───── Source passage
All Bike4Mind developers are expected to adhere to a clear set of development practices that promote consistency, maintainability, and security across the platform. These practices apply to feature development, bug fixes, infrastructure changes, and refactors.

API and Middleware

  • Always wrap API routes with the baseApi() middleware to ensure:

    • Database connection
    • User authentication
    • Permission context (req.ability)
    • Error handling and logging
  • Input validation must be performed using Zod schemas before processing payloads.

  • Do not bypass authentication or permissions, even for internal-only endpoints.

Authorization and Permissions

  • Use CASL to enforce permissions across both client and server logic.

  • On the server, always use:

    if (!req.ability.can('action', resource)) throw new ForbiddenError();
  • On the client, use useAbility() to conditionally render components based on permissions.

  • Never assume role or resource ownership implicitly; enforce access explicitly.

Input Validation

  • Use Zod schemas to validate all incoming data:

    • API requests (req.body, req.query, req.params)
    • Form submissions and client-side data
  • Use secureParameters() to parse and safely extract validated input.

  • Do not rely on client-side validation alone.

Authentication and Security

  • Store tokens securely; never persist sensitive data in local storage unless encrypted and justified.
  • Never expose internal error messages, stack traces, or raw exception objects in production.
  • Use short-lived access tokens and rotate refresh tokens according to platform standards.
  • Review and audit use of secrets and environment variables. All sensitive values must be managed through SST.

Code Structure and Naming

  • Favor clarity over cleverness in naming and structure.
  • Organize modules by domain, not technical function (e.g., notebooks/, not utils/)
──────────
**To do**
(A) Print the part of the Bike4Mind development guidelines starting with "Authorization and Permissions" and going on through "enforce access explicitly.".
(B) Translate this sentence from the Bike4Mind development guidelines into Spanish: "Never assume role or resource ownership implicitly; enforce access explicitly."
(C) According to the Bike4Mind development guidelines, what must all sensitive values be managed through?
───── Given information
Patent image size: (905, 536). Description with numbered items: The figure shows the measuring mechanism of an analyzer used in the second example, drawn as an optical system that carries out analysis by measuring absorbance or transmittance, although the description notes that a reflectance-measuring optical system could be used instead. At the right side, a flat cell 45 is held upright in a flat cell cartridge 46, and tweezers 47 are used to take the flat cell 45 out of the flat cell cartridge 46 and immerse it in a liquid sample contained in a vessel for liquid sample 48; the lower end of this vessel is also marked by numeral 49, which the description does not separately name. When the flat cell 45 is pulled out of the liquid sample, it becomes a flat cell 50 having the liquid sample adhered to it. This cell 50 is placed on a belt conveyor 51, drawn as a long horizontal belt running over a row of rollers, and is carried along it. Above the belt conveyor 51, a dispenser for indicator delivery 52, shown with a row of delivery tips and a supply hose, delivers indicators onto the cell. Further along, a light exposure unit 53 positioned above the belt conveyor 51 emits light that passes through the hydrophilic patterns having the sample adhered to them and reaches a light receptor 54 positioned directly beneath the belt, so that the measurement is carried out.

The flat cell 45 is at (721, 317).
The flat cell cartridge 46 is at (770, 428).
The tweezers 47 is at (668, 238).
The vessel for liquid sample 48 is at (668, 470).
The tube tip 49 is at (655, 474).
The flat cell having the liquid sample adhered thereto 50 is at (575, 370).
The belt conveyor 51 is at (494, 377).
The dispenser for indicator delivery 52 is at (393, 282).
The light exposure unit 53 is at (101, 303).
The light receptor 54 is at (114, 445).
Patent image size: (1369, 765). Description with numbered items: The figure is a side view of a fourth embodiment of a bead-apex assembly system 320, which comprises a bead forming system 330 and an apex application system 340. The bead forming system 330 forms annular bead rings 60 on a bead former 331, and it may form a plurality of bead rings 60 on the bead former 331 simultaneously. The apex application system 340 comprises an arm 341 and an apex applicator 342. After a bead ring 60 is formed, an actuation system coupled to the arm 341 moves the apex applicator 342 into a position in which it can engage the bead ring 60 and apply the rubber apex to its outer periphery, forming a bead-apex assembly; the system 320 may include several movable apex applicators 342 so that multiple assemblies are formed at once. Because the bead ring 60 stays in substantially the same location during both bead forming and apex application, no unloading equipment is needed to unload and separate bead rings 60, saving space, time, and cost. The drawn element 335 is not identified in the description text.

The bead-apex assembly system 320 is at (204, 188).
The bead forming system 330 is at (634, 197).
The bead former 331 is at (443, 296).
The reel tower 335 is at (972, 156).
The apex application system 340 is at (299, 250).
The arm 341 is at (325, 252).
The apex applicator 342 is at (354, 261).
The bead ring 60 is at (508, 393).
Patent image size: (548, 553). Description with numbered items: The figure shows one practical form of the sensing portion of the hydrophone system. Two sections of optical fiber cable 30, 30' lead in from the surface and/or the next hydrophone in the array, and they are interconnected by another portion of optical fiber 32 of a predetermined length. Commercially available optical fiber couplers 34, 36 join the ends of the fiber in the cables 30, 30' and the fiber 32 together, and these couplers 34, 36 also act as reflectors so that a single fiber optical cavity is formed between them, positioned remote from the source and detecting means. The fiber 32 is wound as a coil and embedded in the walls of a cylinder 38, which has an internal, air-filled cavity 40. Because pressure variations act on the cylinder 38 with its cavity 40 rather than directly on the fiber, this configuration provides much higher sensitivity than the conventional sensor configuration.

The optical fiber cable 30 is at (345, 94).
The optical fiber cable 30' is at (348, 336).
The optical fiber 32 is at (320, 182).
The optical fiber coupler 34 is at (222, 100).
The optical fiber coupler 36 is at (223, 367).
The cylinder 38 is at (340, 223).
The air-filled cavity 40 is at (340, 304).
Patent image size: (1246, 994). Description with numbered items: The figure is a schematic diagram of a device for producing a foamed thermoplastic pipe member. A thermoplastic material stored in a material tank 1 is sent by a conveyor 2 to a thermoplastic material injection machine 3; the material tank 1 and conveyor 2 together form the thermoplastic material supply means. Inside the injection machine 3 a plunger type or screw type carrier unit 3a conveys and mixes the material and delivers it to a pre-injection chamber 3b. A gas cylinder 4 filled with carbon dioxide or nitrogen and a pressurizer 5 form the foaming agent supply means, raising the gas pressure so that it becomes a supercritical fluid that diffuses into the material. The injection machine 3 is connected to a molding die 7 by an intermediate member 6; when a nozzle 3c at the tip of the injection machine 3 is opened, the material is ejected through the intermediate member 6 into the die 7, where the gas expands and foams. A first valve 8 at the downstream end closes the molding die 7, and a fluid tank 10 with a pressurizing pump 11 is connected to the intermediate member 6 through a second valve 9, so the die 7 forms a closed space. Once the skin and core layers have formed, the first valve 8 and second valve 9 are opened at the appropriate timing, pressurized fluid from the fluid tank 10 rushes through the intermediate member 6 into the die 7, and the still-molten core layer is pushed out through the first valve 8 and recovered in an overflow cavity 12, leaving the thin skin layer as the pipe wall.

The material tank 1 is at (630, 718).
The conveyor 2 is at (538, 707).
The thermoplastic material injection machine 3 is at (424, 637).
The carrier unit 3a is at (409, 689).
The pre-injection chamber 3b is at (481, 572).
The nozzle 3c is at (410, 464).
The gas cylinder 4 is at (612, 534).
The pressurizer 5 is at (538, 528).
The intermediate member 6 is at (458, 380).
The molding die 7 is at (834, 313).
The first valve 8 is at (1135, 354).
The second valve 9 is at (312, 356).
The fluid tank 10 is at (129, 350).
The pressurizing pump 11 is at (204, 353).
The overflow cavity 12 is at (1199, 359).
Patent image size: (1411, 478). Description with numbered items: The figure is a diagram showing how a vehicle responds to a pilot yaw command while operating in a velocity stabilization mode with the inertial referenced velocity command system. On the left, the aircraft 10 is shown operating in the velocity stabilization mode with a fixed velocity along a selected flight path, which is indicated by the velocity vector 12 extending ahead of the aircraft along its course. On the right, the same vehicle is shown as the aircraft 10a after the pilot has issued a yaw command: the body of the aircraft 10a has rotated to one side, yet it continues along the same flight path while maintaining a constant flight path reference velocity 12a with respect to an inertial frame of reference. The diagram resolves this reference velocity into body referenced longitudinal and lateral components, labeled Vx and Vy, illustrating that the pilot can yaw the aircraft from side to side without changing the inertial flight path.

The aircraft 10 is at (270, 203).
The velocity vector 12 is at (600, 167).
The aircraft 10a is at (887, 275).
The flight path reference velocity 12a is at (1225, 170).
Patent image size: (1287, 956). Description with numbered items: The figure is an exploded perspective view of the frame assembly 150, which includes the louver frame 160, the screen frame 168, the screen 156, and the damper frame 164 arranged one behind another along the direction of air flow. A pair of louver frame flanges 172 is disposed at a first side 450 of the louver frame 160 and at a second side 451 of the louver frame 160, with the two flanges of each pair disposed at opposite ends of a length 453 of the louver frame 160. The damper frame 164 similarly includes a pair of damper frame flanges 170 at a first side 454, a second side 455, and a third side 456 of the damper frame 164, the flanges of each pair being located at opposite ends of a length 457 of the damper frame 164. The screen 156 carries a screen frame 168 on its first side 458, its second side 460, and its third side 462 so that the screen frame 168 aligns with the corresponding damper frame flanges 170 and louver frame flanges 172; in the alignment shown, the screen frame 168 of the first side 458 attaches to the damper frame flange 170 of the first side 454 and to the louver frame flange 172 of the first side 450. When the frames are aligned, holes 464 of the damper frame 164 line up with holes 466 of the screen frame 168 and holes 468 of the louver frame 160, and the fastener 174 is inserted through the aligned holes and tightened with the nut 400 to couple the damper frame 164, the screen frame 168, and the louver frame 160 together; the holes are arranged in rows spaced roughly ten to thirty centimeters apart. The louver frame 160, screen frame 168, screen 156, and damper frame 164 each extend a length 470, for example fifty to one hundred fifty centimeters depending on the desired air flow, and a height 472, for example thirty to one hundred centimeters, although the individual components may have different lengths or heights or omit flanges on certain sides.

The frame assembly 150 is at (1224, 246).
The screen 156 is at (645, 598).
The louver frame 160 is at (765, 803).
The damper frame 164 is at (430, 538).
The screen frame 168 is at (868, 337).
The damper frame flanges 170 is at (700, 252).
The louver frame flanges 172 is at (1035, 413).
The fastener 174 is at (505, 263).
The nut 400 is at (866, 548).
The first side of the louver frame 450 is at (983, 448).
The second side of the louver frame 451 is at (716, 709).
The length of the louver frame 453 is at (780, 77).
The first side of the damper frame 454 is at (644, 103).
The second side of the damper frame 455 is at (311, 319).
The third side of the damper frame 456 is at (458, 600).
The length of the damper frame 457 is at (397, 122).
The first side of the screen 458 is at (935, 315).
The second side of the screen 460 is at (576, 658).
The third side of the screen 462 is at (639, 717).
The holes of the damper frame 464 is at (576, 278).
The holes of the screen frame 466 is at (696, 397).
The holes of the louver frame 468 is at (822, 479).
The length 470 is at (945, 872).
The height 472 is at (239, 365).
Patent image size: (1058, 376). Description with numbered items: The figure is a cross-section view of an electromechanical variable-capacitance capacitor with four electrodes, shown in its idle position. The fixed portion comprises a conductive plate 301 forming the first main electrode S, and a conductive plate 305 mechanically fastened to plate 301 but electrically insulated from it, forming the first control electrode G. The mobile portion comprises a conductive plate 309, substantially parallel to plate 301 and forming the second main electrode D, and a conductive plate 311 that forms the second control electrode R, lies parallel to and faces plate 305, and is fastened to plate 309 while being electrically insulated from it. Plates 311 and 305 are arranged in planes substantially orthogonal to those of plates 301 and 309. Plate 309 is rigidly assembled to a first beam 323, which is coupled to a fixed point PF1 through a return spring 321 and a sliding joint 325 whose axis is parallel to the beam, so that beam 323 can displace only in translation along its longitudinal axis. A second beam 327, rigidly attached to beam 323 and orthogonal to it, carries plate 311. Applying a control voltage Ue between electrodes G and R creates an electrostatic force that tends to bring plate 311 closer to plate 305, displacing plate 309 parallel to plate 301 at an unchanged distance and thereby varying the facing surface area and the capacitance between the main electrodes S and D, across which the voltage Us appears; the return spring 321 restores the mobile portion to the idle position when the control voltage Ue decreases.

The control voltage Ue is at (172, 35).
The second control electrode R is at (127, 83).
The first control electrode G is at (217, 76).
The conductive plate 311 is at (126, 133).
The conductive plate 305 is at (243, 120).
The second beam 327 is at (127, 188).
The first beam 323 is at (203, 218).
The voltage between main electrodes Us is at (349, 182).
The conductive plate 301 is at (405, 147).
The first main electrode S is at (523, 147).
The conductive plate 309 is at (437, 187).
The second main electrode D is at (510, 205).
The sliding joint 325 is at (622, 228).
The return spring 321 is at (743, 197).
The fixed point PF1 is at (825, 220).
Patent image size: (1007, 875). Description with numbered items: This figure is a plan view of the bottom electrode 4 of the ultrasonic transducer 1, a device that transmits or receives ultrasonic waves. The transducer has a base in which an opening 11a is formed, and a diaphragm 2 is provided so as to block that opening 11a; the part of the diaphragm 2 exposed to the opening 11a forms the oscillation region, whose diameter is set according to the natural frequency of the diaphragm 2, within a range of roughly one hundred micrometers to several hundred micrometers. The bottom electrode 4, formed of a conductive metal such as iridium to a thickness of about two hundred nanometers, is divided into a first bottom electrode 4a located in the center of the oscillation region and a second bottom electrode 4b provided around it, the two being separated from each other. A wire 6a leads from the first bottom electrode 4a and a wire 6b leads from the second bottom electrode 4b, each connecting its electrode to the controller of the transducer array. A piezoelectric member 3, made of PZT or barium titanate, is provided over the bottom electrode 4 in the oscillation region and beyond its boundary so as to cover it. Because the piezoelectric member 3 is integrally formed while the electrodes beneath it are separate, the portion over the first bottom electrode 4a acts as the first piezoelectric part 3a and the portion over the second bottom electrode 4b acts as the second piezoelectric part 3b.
──────────
**Results by task**
(A)
Authorization and Permissions

  • Use CASL to enforce permissions across both client and server logic.

  • On the server, always use:

    if (!req.ability.can('action', resource)) throw new ForbiddenError();
  • On the client, use useAbility() to conditionally render components based on permissions.

  • Never assume role or resource ownership implicitly; enforce access explicitly.

(B) Nunca asumas implícitamente el rol ni la propiedad de un recurso; aplica el control de acceso de forma explícita.

(C) All sensitive values must be managed through SST.